Wherever "Case" appears in a line, copy that line.

"""

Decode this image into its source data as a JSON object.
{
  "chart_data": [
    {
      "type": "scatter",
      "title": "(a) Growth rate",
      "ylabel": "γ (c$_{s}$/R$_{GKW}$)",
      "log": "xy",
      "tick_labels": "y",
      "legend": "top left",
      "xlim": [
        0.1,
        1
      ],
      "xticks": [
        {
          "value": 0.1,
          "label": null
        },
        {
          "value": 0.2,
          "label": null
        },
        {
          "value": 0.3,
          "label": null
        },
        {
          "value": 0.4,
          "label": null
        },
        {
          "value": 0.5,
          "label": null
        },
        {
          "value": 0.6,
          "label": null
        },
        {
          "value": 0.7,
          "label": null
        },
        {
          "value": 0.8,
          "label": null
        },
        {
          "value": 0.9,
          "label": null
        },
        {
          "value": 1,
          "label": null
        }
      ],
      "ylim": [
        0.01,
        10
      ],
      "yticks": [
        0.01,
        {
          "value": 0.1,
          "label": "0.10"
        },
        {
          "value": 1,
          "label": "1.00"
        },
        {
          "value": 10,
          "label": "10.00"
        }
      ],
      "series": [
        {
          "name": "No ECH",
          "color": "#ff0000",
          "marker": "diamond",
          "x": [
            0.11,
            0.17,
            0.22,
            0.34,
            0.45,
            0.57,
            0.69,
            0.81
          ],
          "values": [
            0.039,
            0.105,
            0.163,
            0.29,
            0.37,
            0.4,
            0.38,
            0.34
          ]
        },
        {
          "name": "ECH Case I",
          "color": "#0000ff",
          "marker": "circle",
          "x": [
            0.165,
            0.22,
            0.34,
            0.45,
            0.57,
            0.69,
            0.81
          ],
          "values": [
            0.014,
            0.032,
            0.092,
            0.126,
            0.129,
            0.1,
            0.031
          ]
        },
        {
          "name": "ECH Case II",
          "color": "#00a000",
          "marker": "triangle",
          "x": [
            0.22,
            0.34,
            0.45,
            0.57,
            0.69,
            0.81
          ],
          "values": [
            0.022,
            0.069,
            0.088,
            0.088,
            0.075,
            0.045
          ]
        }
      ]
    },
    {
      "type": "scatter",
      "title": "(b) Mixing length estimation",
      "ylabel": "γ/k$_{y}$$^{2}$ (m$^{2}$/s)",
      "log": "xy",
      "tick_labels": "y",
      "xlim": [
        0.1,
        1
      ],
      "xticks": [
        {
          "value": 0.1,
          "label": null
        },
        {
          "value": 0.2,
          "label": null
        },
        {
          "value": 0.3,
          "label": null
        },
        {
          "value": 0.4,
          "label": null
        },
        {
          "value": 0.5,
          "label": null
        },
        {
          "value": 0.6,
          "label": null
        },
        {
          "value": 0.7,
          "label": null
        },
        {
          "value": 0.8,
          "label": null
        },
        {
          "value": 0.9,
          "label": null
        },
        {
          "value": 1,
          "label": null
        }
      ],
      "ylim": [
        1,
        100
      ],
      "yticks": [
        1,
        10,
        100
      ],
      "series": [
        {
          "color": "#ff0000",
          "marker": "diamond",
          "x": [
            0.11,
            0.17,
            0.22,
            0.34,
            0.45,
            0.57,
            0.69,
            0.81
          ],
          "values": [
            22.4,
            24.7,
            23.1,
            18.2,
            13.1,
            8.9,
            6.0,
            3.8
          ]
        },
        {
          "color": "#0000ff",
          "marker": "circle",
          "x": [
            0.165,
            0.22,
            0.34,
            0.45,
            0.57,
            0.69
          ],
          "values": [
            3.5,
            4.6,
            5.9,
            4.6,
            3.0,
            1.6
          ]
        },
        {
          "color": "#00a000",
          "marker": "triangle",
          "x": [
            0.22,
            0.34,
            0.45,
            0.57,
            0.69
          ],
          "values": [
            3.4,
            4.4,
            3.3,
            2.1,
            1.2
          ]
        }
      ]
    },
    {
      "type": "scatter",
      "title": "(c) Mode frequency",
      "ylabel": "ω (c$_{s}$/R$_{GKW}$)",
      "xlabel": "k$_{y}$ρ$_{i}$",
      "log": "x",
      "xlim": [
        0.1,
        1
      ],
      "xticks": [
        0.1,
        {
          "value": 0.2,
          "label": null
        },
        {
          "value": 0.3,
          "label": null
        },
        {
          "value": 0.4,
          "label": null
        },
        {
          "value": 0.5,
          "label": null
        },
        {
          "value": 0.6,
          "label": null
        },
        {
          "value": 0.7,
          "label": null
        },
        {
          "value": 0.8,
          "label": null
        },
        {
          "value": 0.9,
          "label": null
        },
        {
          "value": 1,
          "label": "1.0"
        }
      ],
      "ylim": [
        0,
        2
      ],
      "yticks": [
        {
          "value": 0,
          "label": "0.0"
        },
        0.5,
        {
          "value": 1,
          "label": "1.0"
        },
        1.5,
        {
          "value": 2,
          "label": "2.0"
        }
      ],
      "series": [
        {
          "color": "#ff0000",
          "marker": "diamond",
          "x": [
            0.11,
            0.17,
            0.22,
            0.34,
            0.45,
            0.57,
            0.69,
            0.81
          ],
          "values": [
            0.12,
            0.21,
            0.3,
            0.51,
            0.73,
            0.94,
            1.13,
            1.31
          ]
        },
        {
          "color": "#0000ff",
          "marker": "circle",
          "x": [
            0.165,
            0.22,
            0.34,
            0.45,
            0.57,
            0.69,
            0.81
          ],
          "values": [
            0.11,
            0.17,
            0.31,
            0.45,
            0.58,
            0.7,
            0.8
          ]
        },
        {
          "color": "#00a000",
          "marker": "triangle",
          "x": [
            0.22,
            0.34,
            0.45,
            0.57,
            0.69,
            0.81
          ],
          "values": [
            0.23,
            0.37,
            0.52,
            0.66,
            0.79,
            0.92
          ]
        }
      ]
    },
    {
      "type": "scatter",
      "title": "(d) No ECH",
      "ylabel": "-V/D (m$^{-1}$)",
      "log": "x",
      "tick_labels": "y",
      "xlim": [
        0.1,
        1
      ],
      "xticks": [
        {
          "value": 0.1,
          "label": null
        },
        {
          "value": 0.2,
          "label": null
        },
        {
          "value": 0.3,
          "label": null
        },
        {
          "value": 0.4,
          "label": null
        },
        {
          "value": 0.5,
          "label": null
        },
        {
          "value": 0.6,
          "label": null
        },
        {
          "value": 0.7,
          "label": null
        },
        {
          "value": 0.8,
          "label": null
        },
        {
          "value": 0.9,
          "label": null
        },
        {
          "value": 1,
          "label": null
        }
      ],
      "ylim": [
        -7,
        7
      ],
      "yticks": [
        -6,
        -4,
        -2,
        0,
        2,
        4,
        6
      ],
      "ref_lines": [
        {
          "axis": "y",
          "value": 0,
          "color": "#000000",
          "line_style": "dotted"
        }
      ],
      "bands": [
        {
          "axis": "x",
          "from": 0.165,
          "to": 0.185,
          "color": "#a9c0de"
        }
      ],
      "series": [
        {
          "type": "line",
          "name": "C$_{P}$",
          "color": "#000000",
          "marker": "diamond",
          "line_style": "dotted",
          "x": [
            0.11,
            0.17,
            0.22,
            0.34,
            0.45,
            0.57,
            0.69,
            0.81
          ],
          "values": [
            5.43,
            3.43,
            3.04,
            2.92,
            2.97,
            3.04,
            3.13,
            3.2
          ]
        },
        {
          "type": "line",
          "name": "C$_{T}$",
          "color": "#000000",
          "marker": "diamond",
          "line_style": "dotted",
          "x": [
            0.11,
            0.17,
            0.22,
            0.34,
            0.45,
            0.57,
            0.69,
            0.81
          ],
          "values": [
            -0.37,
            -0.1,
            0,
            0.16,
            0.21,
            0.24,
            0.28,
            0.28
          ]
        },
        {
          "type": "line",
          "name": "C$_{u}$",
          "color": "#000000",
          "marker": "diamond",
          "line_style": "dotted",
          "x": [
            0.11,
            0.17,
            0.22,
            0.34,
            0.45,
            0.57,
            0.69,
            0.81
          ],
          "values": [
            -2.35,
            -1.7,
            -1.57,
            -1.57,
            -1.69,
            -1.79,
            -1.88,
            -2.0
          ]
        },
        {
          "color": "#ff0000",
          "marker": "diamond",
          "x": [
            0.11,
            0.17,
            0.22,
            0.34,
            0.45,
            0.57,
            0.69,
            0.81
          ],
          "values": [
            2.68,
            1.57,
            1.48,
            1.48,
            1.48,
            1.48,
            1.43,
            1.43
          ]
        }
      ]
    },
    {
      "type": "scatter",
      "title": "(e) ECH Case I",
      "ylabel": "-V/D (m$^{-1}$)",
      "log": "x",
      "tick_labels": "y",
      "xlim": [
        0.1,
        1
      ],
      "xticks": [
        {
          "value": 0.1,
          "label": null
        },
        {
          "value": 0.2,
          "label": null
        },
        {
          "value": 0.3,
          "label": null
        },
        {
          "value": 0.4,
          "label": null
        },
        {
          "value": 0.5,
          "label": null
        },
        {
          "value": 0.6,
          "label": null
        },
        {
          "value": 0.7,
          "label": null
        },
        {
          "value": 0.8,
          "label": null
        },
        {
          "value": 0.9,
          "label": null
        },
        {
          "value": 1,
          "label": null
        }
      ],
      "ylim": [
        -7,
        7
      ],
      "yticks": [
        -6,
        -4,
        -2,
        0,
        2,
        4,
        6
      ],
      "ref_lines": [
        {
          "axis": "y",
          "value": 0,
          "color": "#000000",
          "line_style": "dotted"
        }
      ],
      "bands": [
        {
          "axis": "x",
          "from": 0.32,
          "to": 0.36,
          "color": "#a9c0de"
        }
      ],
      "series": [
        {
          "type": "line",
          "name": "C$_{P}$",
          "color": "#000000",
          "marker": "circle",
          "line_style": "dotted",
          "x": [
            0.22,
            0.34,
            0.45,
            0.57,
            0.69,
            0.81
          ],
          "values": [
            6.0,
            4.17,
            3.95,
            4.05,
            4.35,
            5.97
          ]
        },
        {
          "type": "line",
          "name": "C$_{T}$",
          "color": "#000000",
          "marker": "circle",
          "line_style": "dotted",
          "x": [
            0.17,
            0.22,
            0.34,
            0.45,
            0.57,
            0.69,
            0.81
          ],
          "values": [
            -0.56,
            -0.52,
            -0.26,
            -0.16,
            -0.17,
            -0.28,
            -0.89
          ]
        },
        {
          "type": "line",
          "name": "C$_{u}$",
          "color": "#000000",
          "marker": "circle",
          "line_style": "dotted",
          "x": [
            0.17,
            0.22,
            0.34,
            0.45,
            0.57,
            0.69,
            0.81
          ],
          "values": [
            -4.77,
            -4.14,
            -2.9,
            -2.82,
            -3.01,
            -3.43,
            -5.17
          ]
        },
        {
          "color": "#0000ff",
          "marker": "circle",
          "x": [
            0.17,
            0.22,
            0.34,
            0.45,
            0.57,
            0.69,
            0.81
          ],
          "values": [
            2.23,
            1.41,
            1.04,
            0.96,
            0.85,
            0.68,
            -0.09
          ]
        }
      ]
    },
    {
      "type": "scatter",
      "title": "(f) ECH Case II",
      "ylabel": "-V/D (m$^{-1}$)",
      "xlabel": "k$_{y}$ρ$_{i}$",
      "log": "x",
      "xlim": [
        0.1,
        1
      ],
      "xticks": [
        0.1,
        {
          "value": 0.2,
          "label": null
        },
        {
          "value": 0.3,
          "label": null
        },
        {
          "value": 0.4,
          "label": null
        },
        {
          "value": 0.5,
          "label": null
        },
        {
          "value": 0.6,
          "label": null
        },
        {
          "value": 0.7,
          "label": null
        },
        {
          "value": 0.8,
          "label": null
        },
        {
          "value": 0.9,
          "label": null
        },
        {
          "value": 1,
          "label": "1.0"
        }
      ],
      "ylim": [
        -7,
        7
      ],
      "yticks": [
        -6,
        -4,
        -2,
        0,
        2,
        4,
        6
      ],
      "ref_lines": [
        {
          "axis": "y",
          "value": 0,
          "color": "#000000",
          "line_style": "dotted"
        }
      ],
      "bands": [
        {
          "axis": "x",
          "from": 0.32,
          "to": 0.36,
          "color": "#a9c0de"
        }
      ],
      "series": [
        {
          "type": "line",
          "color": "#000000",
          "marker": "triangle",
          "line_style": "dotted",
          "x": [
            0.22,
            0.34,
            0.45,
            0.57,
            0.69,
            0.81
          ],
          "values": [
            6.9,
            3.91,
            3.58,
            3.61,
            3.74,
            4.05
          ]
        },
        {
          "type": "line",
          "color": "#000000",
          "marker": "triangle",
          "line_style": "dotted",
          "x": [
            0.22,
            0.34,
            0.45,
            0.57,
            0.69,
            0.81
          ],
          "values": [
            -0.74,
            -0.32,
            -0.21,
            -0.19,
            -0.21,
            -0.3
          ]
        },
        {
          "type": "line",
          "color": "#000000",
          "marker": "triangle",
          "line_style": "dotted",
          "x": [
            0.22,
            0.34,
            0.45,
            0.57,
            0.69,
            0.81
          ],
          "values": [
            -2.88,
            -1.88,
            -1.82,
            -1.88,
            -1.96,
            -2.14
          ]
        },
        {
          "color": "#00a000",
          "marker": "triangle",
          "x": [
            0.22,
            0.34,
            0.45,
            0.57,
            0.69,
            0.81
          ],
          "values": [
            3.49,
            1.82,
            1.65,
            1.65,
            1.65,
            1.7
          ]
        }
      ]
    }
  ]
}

"""

* Response to this task
          "name": "ECH Case I",
          "name": "ECH Case II",
      "title": "(e) ECH Case I",
      "title": "(f) ECH Case II",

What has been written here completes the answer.